## begin

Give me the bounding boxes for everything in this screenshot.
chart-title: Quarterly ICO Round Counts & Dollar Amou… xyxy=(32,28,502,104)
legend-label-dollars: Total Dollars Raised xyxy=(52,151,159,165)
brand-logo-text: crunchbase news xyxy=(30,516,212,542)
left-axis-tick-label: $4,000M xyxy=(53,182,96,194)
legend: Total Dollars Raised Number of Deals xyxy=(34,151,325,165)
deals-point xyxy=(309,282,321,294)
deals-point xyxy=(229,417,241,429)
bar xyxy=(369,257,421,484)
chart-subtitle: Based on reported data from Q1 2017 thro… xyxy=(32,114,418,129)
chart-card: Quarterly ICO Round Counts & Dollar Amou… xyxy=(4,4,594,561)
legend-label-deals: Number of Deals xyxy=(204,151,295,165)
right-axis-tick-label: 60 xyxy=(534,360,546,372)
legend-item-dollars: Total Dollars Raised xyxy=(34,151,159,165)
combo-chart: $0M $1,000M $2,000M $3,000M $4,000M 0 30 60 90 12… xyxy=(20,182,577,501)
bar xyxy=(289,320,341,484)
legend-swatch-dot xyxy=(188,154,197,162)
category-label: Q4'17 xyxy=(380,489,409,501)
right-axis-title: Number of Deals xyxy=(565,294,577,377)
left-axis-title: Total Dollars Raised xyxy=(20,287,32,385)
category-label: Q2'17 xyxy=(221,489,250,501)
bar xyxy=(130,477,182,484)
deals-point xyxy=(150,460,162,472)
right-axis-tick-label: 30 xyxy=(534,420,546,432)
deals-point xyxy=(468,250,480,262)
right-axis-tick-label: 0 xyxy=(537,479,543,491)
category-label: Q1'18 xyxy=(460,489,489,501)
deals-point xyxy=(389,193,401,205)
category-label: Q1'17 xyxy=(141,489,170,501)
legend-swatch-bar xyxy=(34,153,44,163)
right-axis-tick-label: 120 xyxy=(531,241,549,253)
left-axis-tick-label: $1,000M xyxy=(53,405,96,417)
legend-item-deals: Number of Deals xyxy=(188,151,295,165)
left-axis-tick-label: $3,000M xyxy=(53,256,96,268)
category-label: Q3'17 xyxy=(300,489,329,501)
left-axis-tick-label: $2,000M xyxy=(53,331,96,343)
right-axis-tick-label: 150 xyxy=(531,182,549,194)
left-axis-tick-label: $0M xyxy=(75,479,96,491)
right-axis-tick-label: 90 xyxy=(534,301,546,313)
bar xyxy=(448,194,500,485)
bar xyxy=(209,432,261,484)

## end

(REQUIREMENTS): Report how many lines of the records contain the string "left". Case counts, and give only the number.

(TASK OUTPUT): 6